» 数据摘录:
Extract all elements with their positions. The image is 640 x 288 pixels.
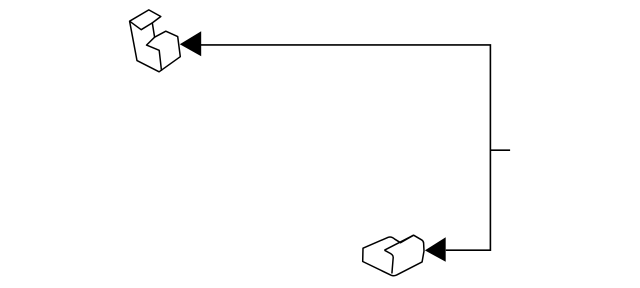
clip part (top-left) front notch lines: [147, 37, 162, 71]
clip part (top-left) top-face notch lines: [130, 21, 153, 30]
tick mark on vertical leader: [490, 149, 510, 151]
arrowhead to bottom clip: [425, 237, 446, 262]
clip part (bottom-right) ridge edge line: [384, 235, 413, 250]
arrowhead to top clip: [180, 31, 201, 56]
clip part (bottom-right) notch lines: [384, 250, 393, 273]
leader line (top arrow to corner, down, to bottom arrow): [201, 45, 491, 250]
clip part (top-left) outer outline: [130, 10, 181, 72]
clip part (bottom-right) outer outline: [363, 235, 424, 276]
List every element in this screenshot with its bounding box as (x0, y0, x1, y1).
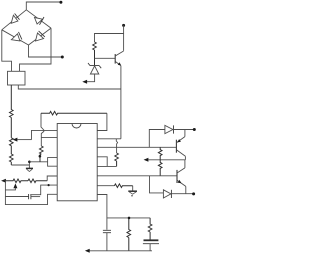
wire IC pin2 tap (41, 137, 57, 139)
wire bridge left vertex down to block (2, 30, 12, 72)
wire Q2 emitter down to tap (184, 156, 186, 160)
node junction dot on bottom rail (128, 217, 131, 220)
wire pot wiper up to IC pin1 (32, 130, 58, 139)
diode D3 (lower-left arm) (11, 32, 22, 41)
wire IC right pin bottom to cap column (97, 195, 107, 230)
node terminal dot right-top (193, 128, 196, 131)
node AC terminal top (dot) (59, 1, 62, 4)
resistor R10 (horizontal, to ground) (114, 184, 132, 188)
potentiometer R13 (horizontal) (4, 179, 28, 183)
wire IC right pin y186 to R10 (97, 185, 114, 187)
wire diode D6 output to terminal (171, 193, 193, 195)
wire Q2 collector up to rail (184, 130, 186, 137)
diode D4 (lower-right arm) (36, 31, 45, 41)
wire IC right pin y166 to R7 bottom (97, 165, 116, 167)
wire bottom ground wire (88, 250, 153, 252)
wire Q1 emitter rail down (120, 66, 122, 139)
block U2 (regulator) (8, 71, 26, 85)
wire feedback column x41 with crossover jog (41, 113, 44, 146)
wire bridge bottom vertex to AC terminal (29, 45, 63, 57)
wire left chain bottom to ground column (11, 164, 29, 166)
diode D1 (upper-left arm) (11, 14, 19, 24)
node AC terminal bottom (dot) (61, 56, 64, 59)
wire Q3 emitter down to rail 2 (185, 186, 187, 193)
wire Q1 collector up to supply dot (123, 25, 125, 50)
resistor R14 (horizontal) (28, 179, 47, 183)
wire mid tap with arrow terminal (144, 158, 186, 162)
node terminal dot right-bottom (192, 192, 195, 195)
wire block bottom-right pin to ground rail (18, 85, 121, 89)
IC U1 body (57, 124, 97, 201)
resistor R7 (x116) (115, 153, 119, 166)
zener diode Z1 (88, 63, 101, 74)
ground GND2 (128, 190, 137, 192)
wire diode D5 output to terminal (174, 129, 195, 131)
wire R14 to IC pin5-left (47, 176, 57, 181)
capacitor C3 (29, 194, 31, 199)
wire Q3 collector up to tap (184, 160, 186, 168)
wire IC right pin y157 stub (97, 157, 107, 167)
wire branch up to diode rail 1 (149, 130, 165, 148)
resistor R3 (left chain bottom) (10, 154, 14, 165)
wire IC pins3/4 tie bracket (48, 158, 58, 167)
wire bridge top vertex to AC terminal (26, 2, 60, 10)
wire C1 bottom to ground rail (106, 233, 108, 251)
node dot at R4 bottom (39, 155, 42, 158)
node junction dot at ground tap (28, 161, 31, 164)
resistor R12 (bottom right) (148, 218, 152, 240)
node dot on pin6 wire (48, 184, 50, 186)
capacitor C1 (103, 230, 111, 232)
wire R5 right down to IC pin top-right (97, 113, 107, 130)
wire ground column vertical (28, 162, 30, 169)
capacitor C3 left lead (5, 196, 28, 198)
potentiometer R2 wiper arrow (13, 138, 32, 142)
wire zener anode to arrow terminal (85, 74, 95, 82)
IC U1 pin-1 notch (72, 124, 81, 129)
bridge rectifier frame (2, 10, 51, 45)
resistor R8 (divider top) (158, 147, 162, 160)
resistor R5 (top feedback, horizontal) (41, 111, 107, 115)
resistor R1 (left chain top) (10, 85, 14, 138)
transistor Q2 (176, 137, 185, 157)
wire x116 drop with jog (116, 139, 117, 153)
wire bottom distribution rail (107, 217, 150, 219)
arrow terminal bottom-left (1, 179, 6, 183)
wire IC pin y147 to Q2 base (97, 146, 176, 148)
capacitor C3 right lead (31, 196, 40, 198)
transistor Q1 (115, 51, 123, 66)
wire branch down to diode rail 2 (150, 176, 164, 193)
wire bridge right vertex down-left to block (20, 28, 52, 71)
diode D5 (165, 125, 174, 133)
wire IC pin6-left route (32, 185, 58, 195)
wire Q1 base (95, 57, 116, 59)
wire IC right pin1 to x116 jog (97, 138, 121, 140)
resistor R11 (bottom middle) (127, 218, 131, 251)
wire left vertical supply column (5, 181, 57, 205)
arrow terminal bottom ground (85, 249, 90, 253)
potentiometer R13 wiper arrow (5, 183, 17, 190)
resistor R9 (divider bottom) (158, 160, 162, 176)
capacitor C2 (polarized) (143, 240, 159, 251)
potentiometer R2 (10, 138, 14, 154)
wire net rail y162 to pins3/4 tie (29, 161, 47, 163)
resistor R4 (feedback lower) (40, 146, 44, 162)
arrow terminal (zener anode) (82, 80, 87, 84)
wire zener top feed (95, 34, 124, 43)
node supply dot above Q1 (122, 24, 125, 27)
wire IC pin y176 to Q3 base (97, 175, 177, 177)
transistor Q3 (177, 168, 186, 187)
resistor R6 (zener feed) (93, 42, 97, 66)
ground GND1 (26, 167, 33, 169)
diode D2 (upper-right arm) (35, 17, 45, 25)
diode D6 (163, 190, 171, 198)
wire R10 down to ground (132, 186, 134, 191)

» 任务要求:
把上面的记录一行一行原样抄下来，所有记录都要抄全，图片不用放进答案里。

» 练习结果:
Extract all elements with their positions. The image is 640 x 288 pixels.
clip part (top-left) front notch lines: [147, 37, 162, 71]
clip part (top-left) top-face notch lines: [130, 21, 153, 30]
tick mark on vertical leader: [490, 149, 510, 151]
arrowhead to bottom clip: [425, 237, 446, 262]
clip part (bottom-right) ridge edge line: [384, 235, 413, 250]
arrowhead to top clip: [180, 31, 201, 56]
clip part (bottom-right) notch lines: [384, 250, 393, 273]
leader line (top arrow to corner, down, to bottom arrow): [201, 45, 491, 250]
clip part (top-left) outer outline: [130, 10, 181, 72]
clip part (bottom-right) outer outline: [363, 235, 424, 276]
List every element in this screenshot with its bounding box as (x0, y0, x1, y1).
wire IC pin2 tap (41, 137, 57, 139)
wire bridge left vertex down to block (2, 30, 12, 72)
wire Q2 emitter down to tap (184, 156, 186, 160)
node junction dot on bottom rail (128, 217, 131, 220)
wire pot wiper up to IC pin1 (32, 130, 58, 139)
diode D3 (lower-left arm) (11, 32, 22, 41)
wire IC right pin bottom to cap column (97, 195, 107, 230)
node terminal dot right-top (193, 128, 196, 131)
node AC terminal top (dot) (59, 1, 62, 4)
resistor R10 (horizontal, to ground) (114, 184, 132, 188)
potentiometer R13 (horizontal) (4, 179, 28, 183)
wire IC right pin y186 to R10 (97, 185, 114, 187)
wire diode D6 output to terminal (171, 193, 193, 195)
wire Q2 collector up to rail (184, 130, 186, 137)
diode D4 (lower-right arm) (36, 31, 45, 41)
wire IC right pin y166 to R7 bottom (97, 165, 116, 167)
wire bottom ground wire (88, 250, 153, 252)
wire Q1 emitter rail down (120, 66, 122, 139)
block U2 (regulator) (8, 71, 26, 85)
wire feedback column x41 with crossover jog (41, 113, 44, 146)
wire bridge bottom vertex to AC terminal (29, 45, 63, 57)
wire left chain bottom to ground column (11, 164, 29, 166)
diode D1 (upper-left arm) (11, 14, 19, 24)
node AC terminal bottom (dot) (61, 56, 64, 59)
wire Q3 emitter down to rail 2 (185, 186, 187, 193)
wire Q1 collector up to supply dot (123, 25, 125, 50)
resistor R14 (horizontal) (28, 179, 47, 183)
wire mid tap with arrow terminal (144, 158, 186, 162)
node terminal dot right-bottom (192, 192, 195, 195)
wire block bottom-right pin to ground rail (18, 85, 121, 89)
IC U1 body (57, 124, 97, 201)
resistor R7 (x116) (115, 153, 119, 166)
zener diode Z1 (88, 63, 101, 74)
ground GND2 (128, 190, 137, 192)
wire diode D5 output to terminal (174, 129, 195, 131)
wire R14 to IC pin5-left (47, 176, 57, 181)
capacitor C3 (29, 194, 31, 199)
wire Q3 collector up to tap (184, 160, 186, 168)
wire IC right pin y157 stub (97, 157, 107, 167)
wire branch up to diode rail 1 (149, 130, 165, 148)
resistor R3 (left chain bottom) (10, 154, 14, 165)
wire IC pins3/4 tie bracket (48, 158, 58, 167)
wire bridge top vertex to AC terminal (26, 2, 60, 10)
wire C1 bottom to ground rail (106, 233, 108, 251)
node dot at R4 bottom (39, 155, 42, 158)
node junction dot at ground tap (28, 161, 31, 164)
resistor R12 (bottom right) (148, 218, 152, 240)
node dot on pin6 wire (48, 184, 50, 186)
capacitor C1 (103, 230, 111, 232)
wire R5 right down to IC pin top-right (97, 113, 107, 130)
wire ground column vertical (28, 162, 30, 169)
capacitor C3 left lead (5, 196, 28, 198)
potentiometer R2 wiper arrow (13, 138, 32, 142)
wire zener anode to arrow terminal (85, 74, 95, 82)
IC U1 pin-1 notch (72, 124, 81, 129)
bridge rectifier frame (2, 10, 51, 45)
resistor R8 (divider top) (158, 147, 162, 160)
resistor R5 (top feedback, horizontal) (41, 111, 107, 115)
resistor R1 (left chain top) (10, 85, 14, 138)
transistor Q2 (176, 137, 185, 157)
wire x116 drop with jog (116, 139, 117, 153)
wire bottom distribution rail (107, 217, 150, 219)
arrow terminal bottom-left (1, 179, 6, 183)
wire IC pin y147 to Q2 base (97, 146, 176, 148)
capacitor C3 right lead (31, 196, 40, 198)
transistor Q1 (115, 51, 123, 66)
wire branch down to diode rail 2 (150, 176, 164, 193)
wire bridge right vertex down-left to block (20, 28, 52, 71)
diode D5 (165, 125, 174, 133)
wire IC pin6-left route (32, 185, 58, 195)
wire Q1 base (95, 57, 116, 59)
wire IC right pin1 to x116 jog (97, 138, 121, 140)
resistor R11 (bottom middle) (127, 218, 131, 251)
wire left vertical supply column (5, 181, 57, 205)
arrow terminal bottom ground (85, 249, 90, 253)
potentiometer R13 wiper arrow (5, 183, 17, 190)
resistor R9 (divider bottom) (158, 160, 162, 176)
capacitor C2 (polarized) (143, 240, 159, 251)
potentiometer R2 (10, 138, 14, 154)
wire net rail y162 to pins3/4 tie (29, 161, 47, 163)
resistor R4 (feedback lower) (40, 146, 44, 162)
arrow terminal (zener anode) (82, 80, 87, 84)
wire zener top feed (95, 34, 124, 43)
node supply dot above Q1 (122, 24, 125, 27)
wire IC pin y176 to Q3 base (97, 175, 177, 177)
transistor Q3 (177, 168, 186, 187)
resistor R6 (zener feed) (93, 42, 97, 66)
ground GND1 (26, 167, 33, 169)
diode D2 (upper-right arm) (35, 17, 45, 25)
diode D6 (163, 190, 171, 198)
wire R10 down to ground (132, 186, 134, 191)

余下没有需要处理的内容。